[What the exercise asks]
Turn each line of the listing below into an item in a numbered list, skipping any blank lines. Leave the pictures out.

[Boxed element entries]
* * *

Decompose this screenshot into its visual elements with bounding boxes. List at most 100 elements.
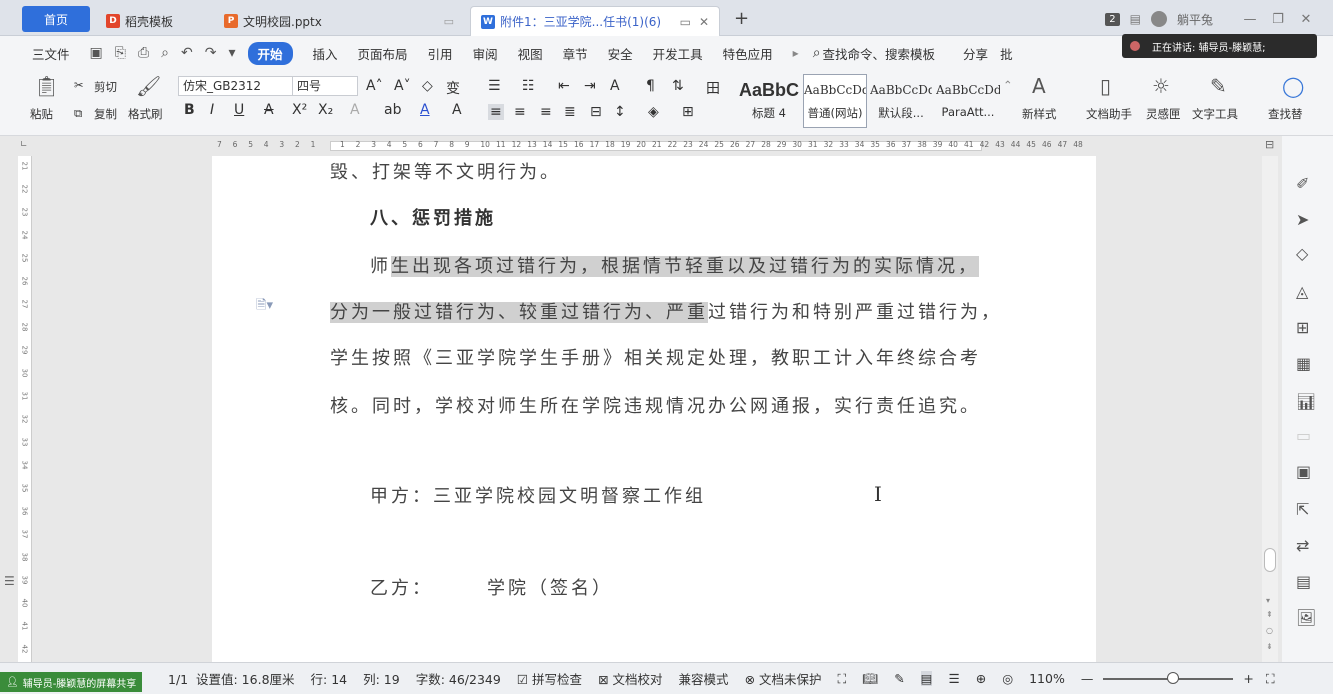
doc-helper-icon[interactable]: ▯ [1100, 74, 1111, 98]
batch-button[interactable]: 批 [1000, 44, 1013, 63]
fullscreen-icon[interactable]: ⛶ [838, 671, 847, 687]
gallery-icon[interactable]: ▣ [1296, 462, 1311, 481]
tab-active-document[interactable]: W 附件1：三亚学院...任书(1)(6) ▭ ✕ [470, 6, 720, 36]
style-set-icon[interactable]: ◬ [1296, 282, 1308, 301]
new-style-button[interactable]: 新样式 [1022, 106, 1057, 122]
copy-button[interactable]: 复制 [94, 106, 117, 122]
menu-view[interactable]: 视图 [518, 44, 543, 63]
menu-security[interactable]: 安全 [608, 44, 633, 63]
spell-check-button[interactable]: ☑ 拼写检查 [517, 669, 582, 688]
align-right-icon[interactable]: ≡ [540, 104, 552, 120]
shading-icon[interactable]: ◈ [648, 104, 659, 120]
style-para-attribute[interactable]: AaBbCcDd ParaAtt... [935, 74, 1001, 128]
borders-icon[interactable]: 田 [706, 78, 720, 98]
sort-icon[interactable]: ⇅ [672, 78, 684, 94]
table-borders-icon[interactable]: ⊞ [682, 104, 694, 120]
underline-icon[interactable]: U [234, 102, 244, 118]
window-count-badge[interactable]: 2 [1105, 12, 1120, 26]
text-tools-icon[interactable]: ✎ [1210, 74, 1227, 98]
italic-icon[interactable]: I [210, 102, 214, 118]
protect-button[interactable]: ⊗ 文档未保护 [745, 669, 822, 688]
inspiration-icon[interactable]: ☼ [1152, 74, 1170, 98]
scrollbar-thumb[interactable] [1264, 548, 1276, 572]
pinyin-icon[interactable]: 变 [446, 78, 460, 98]
status-setting-value[interactable]: 设置值: 16.8厘米 [196, 669, 295, 688]
next-page-icon[interactable]: ⇟ [1266, 642, 1273, 651]
menu-overflow-icon[interactable]: ▸ [793, 46, 799, 60]
cut-icon[interactable]: ✂ [74, 78, 84, 92]
select-browse-icon[interactable]: ○ [1266, 626, 1273, 635]
write-mode-icon[interactable]: ✎ [894, 671, 904, 686]
outline-view-icon[interactable]: ☰ [948, 671, 959, 686]
menu-developer[interactable]: 开发工具 [653, 44, 703, 63]
redo-icon[interactable]: ↷ [205, 45, 217, 61]
numbering-icon[interactable]: ☷ [522, 78, 535, 94]
line-spacing-icon[interactable]: ↕ [614, 104, 626, 120]
restore-icon[interactable]: ❐ [1269, 12, 1287, 27]
zoom-in-icon[interactable]: + [1243, 671, 1253, 686]
highlight-icon[interactable]: ab [384, 102, 401, 118]
new-tab-button[interactable]: + [734, 8, 749, 29]
paste-icon[interactable]: 📋︎ [34, 74, 59, 98]
chart-icon[interactable]: 📊︎ [1296, 392, 1316, 411]
tab-pptx[interactable]: P 文明校园.pptx ▭ [214, 6, 464, 36]
export-icon[interactable]: ⇱ [1296, 500, 1309, 519]
pen-icon[interactable]: ✐ [1296, 174, 1309, 193]
grow-font-icon[interactable]: A˄ [366, 78, 383, 94]
monitor-icon[interactable]: ▭ [444, 15, 454, 28]
inspiration-button[interactable]: 灵感匣 [1146, 106, 1181, 122]
cabinet-icon[interactable]: ▤ [1296, 572, 1311, 591]
menu-review[interactable]: 审阅 [473, 44, 498, 63]
doc-party-b[interactable]: 乙方： 学院（签名） [370, 574, 613, 600]
status-page-number[interactable]: 1/1 [168, 672, 188, 687]
zoom-level[interactable]: 110% [1029, 671, 1065, 686]
paragraph-handle-icon[interactable]: 🗎︎▾ [256, 296, 273, 318]
font-name-select[interactable]: 仿宋_GB2312 [178, 76, 294, 96]
paste-button[interactable]: 粘贴 [30, 106, 53, 122]
align-center-icon[interactable]: ≡ [514, 104, 526, 120]
format-painter-icon[interactable]: 🖌︎ [136, 74, 161, 98]
export-icon[interactable]: ⎘ [115, 45, 126, 61]
strikethrough-icon[interactable]: A [264, 102, 274, 118]
print-icon[interactable]: ⎙ [138, 45, 149, 61]
menu-special-apps[interactable]: 特色应用 [723, 44, 773, 63]
file-menu[interactable]: 三文件 [32, 44, 70, 63]
format-painter-button[interactable]: 格式刷 [128, 106, 163, 122]
customize-icon[interactable]: ▾ [228, 45, 235, 61]
select-cursor-icon[interactable]: ➤ [1296, 210, 1309, 229]
fit-window-icon[interactable]: ⛶ [1266, 671, 1275, 687]
scroll-down-icon[interactable]: ▾ [1266, 596, 1270, 605]
image-icon[interactable]: 🖼︎ [1296, 608, 1316, 627]
style-normal-web[interactable]: AaBbCcDd 普通(网站) [803, 74, 867, 128]
increase-indent-icon[interactable]: ⇥ [584, 78, 596, 94]
page-view-icon[interactable]: ▤ [920, 671, 933, 686]
subscript-icon[interactable]: X₂ [318, 102, 333, 118]
reading-mode-icon[interactable]: 📖︎ [862, 671, 878, 687]
new-style-icon[interactable]: A [1032, 74, 1046, 98]
cut-button[interactable]: 剪切 [94, 79, 117, 95]
doc-party-a[interactable]: 甲方：三亚学院校园文明督察工作组 [370, 482, 706, 508]
doc-paragraph-line-1[interactable]: 师生出现各项过错行为，根据情节轻重以及过错行为的实际情况， [370, 252, 979, 278]
monitor-icon[interactable]: ▭ [680, 15, 691, 29]
web-view-icon[interactable]: ⊕ [976, 671, 986, 686]
doc-line-0[interactable]: 毁、打架等不文明行为。 [330, 158, 561, 184]
translate-icon[interactable]: ⇄ [1296, 536, 1309, 555]
bullets-icon[interactable]: ☰ [488, 78, 501, 94]
justify-icon[interactable]: ≣ [564, 104, 576, 120]
menu-page-layout[interactable]: 页面布局 [358, 44, 408, 63]
preview-icon[interactable]: ⌕ [161, 45, 169, 61]
close-icon[interactable]: ✕ [699, 15, 709, 29]
shapes-icon[interactable]: ◇ [1296, 244, 1308, 263]
shrink-font-icon[interactable]: A˅ [394, 78, 411, 94]
user-name[interactable]: 躺平兔 [1177, 11, 1213, 28]
table-icon[interactable]: ⊞ [1296, 318, 1309, 337]
style-default-paragraph[interactable]: AaBbCcDd 默认段... [869, 74, 933, 128]
clear-format-icon[interactable]: ◇ [422, 78, 433, 94]
find-replace-button[interactable]: 查找替 [1268, 106, 1303, 122]
doc-paragraph-line-3[interactable]: 学生按照《三亚学院学生手册》相关规定处理，教职工计入年终综合考 [330, 344, 981, 370]
outline-icon[interactable]: ☰ [4, 574, 15, 588]
char-shading-icon[interactable]: A [452, 102, 462, 118]
font-color-icon[interactable]: A [420, 102, 430, 118]
prev-page-icon[interactable]: ⇞ [1266, 610, 1273, 619]
font-size-select[interactable]: 四号 [292, 76, 358, 96]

* * *

[Worked solution]
1. Decompose this screenshot into its visual elements with bounding boxes. List at most 100 elements.
2. doc-helper-icon[interactable]: ▯ [1100, 74, 1111, 98]
3. batch-button[interactable]: 批 [1000, 44, 1013, 63]
4. fullscreen-icon[interactable]: ⛶ [838, 671, 847, 687]
5. gallery-icon[interactable]: ▣ [1296, 462, 1311, 481]
6. tab-active-document[interactable]: W 附件1：三亚学院...任书(1)(6) ▭ ✕ [470, 6, 720, 36]
7. style-set-icon[interactable]: ◬ [1296, 282, 1308, 301]
8. new-style-button[interactable]: 新样式 [1022, 106, 1057, 122]
9. copy-button[interactable]: 复制 [94, 106, 117, 122]
10. menu-view[interactable]: 视图 [518, 44, 543, 63]
11. menu-security[interactable]: 安全 [608, 44, 633, 63]
12. spell-check-button[interactable]: ☑ 拼写检查 [517, 669, 582, 688]
13. align-right-icon[interactable]: ≡ [540, 104, 552, 120]
14. shading-icon[interactable]: ◈ [648, 104, 659, 120]
15. style-para-attribute[interactable]: AaBbCcDd ParaAtt... [935, 74, 1001, 128]
16. borders-icon[interactable]: 田 [706, 78, 720, 98]
17. sort-icon[interactable]: ⇅ [672, 78, 684, 94]
18. table-borders-icon[interactable]: ⊞ [682, 104, 694, 120]
19. underline-icon[interactable]: U [234, 102, 244, 118]
20. window-count-badge[interactable]: 2 [1105, 12, 1120, 26]
21. text-tools-icon[interactable]: ✎ [1210, 74, 1227, 98]
22. italic-icon[interactable]: I [210, 102, 214, 118]
23. protect-button[interactable]: ⊗ 文档未保护 [745, 669, 822, 688]
24. inspiration-icon[interactable]: ☼ [1152, 74, 1170, 98]
25. scrollbar-thumb[interactable] [1264, 548, 1276, 572]
26. pinyin-icon[interactable]: 变 [446, 78, 460, 98]
27. status-setting-value[interactable]: 设置值: 16.8厘米 [196, 669, 295, 688]
28. next-page-icon[interactable]: ⇟ [1266, 642, 1273, 651]
29. menu-overflow-icon[interactable]: ▸ [793, 46, 799, 60]
30. cut-icon[interactable]: ✂ [74, 78, 84, 92]
31. select-browse-icon[interactable]: ○ [1266, 626, 1273, 635]
32. write-mode-icon[interactable]: ✎ [894, 671, 904, 686]
33. outline-view-icon[interactable]: ☰ [948, 671, 959, 686]
34. menu-developer[interactable]: 开发工具 [653, 44, 703, 63]
35. redo-icon[interactable]: ↷ [205, 45, 217, 61]
36. numbering-icon[interactable]: ☷ [522, 78, 535, 94]
37. line-spacing-icon[interactable]: ↕ [614, 104, 626, 120]
38. restore-icon[interactable]: ❐ [1269, 12, 1287, 27]
39. zoom-in-icon[interactable]: + [1243, 671, 1253, 686]
40. highlight-icon[interactable]: ab [384, 102, 401, 118]
41. new-tab-button[interactable]: + [734, 8, 749, 29]
42. paste-icon[interactable]: 📋︎ [34, 74, 59, 98]
43. chart-icon[interactable]: 📊︎ [1296, 392, 1316, 411]
44. tab-pptx[interactable]: P 文明校园.pptx ▭ [214, 6, 464, 36]
45. export-icon[interactable]: ⇱ [1296, 500, 1309, 519]
46. pen-icon[interactable]: ✐ [1296, 174, 1309, 193]
47. grow-font-icon[interactable]: A˄ [366, 78, 383, 94]
48. monitor-icon[interactable]: ▭ [444, 15, 454, 28]
49. inspiration-button[interactable]: 灵感匣 [1146, 106, 1181, 122]
50. cabinet-icon[interactable]: ▤ [1296, 572, 1311, 591]
51. menu-review[interactable]: 审阅 [473, 44, 498, 63]
52. doc-party-b[interactable]: 乙方： 学院（签名） [370, 574, 613, 600]
53. status-page-number[interactable]: 1/1 [168, 672, 188, 687]
54. zoom-level[interactable]: 110% [1029, 671, 1065, 686]
55. paragraph-handle-icon[interactable]: 🗎︎▾ [256, 296, 273, 318]
56. font-name-select[interactable]: 仿宋_GB2312 [178, 76, 294, 96]
57. paste-button[interactable]: 粘贴 [30, 106, 53, 122]
58. align-center-icon[interactable]: ≡ [514, 104, 526, 120]
59. format-painter-icon[interactable]: 🖌︎ [136, 74, 161, 98]
60. export-icon[interactable]: ⎘ [115, 45, 126, 61]
61. strikethrough-icon[interactable]: A [264, 102, 274, 118]
62. print-icon[interactable]: ⎙ [138, 45, 149, 61]
63. menu-special-apps[interactable]: 特色应用 [723, 44, 773, 63]
64. file-menu[interactable]: 三文件 [32, 44, 70, 63]
65. format-painter-button[interactable]: 格式刷 [128, 106, 163, 122]
66. customize-icon[interactable]: ▾ [228, 45, 235, 61]
67. select-cursor-icon[interactable]: ➤ [1296, 210, 1309, 229]
68. fit-window-icon[interactable]: ⛶ [1266, 671, 1275, 687]
69. scroll-down-icon[interactable]: ▾ [1266, 596, 1270, 605]
70. image-icon[interactable]: 🖼︎ [1296, 608, 1316, 627]
71. style-normal-web[interactable]: AaBbCcDd 普通(网站) [803, 74, 867, 128]
72. increase-indent-icon[interactable]: ⇥ [584, 78, 596, 94]
73. page-view-icon[interactable]: ▤ [920, 671, 933, 686]
74. subscript-icon[interactable]: X₂ [318, 102, 333, 118]
75. reading-mode-icon[interactable]: 📖︎ [862, 671, 878, 687]
76. new-style-icon[interactable]: A [1032, 74, 1046, 98]
77. cut-button[interactable]: 剪切 [94, 79, 117, 95]
78. doc-party-a[interactable]: 甲方：三亚学院校园文明督察工作组 [370, 482, 706, 508]
79. doc-paragraph-line-1[interactable]: 师生出现各项过错行为，根据情节轻重以及过错行为的实际情况， [370, 252, 979, 278]
80. monitor-icon[interactable]: ▭ [680, 15, 691, 29]
81. web-view-icon[interactable]: ⊕ [976, 671, 986, 686]
82. doc-line-0[interactable]: 毁、打架等不文明行为。 [330, 158, 561, 184]
83. translate-icon[interactable]: ⇄ [1296, 536, 1309, 555]
84. bullets-icon[interactable]: ☰ [488, 78, 501, 94]
85. justify-icon[interactable]: ≣ [564, 104, 576, 120]
86. menu-page-layout[interactable]: 页面布局 [358, 44, 408, 63]
87. preview-icon[interactable]: ⌕ [161, 45, 169, 61]
88. close-icon[interactable]: ✕ [699, 15, 709, 29]
89. shapes-icon[interactable]: ◇ [1296, 244, 1308, 263]
90. shrink-font-icon[interactable]: A˅ [394, 78, 411, 94]
91. user-name[interactable]: 躺平兔 [1177, 11, 1213, 28]
92. table-icon[interactable]: ⊞ [1296, 318, 1309, 337]
93. style-default-paragraph[interactable]: AaBbCcDd 默认段... [869, 74, 933, 128]
94. clear-format-icon[interactable]: ◇ [422, 78, 433, 94]
95. find-replace-button[interactable]: 查找替 [1268, 106, 1303, 122]
96. doc-paragraph-line-3[interactable]: 学生按照《三亚学院学生手册》相关规定处理，教职工计入年终综合考 [330, 344, 981, 370]
97. outline-icon[interactable]: ☰ [4, 574, 15, 588]
98. char-shading-icon[interactable]: A [452, 102, 462, 118]
99. font-color-icon[interactable]: A [420, 102, 430, 118]
100. prev-page-icon[interactable]: ⇞ [1266, 610, 1273, 619]
101. font-size-select[interactable]: 四号 [292, 76, 358, 96]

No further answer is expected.